> [TO BE DONE]:
Copy out all lines where "this" appears.

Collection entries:
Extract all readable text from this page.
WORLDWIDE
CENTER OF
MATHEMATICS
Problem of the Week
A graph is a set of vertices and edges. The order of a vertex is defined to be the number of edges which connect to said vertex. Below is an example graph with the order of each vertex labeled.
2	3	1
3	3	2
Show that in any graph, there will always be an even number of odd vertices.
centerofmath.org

==

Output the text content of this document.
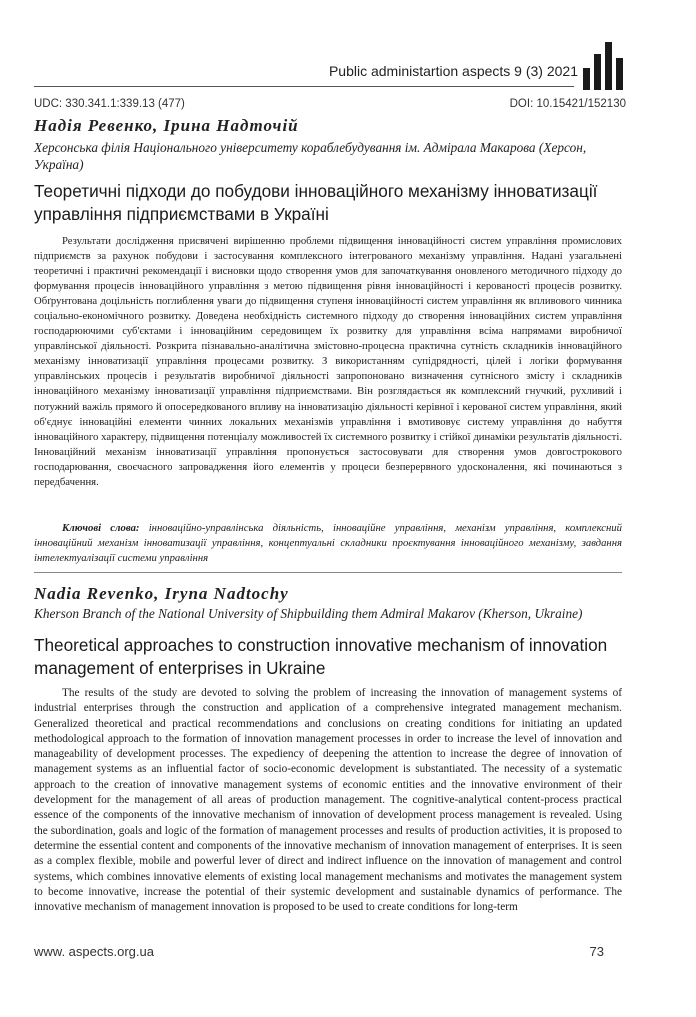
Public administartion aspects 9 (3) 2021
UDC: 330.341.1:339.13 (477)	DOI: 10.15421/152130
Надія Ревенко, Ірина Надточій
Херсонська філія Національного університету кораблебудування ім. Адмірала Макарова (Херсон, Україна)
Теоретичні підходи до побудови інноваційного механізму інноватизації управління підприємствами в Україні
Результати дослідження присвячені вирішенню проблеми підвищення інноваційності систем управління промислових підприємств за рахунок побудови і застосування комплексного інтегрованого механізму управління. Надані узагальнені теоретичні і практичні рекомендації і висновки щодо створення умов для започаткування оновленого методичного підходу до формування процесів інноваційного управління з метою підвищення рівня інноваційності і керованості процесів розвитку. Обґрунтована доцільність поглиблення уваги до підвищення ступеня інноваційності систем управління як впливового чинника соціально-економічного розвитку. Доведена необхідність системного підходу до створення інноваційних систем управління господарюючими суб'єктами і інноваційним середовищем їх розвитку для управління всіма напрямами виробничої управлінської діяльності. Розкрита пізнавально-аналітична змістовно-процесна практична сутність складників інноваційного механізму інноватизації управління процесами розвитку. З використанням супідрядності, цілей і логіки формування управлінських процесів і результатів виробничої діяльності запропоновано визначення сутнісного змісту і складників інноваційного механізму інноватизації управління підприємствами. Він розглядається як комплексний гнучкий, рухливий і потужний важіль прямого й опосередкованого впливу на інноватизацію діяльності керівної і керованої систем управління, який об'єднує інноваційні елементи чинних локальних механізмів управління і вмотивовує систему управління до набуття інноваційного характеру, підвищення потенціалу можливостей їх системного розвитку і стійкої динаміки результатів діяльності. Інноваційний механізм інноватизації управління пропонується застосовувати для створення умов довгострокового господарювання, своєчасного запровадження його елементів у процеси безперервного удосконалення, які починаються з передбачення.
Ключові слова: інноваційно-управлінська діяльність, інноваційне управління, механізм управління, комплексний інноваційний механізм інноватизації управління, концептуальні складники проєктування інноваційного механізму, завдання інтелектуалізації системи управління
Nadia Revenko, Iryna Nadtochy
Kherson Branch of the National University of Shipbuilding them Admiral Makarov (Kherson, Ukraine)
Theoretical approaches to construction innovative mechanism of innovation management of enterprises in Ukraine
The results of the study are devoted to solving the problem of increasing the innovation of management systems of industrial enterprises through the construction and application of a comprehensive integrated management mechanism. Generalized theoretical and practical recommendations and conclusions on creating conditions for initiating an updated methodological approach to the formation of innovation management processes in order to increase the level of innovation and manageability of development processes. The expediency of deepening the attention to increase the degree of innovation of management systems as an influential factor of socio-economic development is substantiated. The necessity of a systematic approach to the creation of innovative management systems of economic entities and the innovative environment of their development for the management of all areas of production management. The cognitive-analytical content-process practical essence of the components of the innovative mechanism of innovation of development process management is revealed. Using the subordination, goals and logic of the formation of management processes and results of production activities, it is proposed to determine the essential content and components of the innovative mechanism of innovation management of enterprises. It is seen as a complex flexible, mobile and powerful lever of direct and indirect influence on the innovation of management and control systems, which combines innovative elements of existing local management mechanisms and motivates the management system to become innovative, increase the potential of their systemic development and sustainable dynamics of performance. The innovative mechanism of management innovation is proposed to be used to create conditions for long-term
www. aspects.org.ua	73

> [COMPLETE OUTPUT]:
Extract all readable text from this page.
Output the text content of this document.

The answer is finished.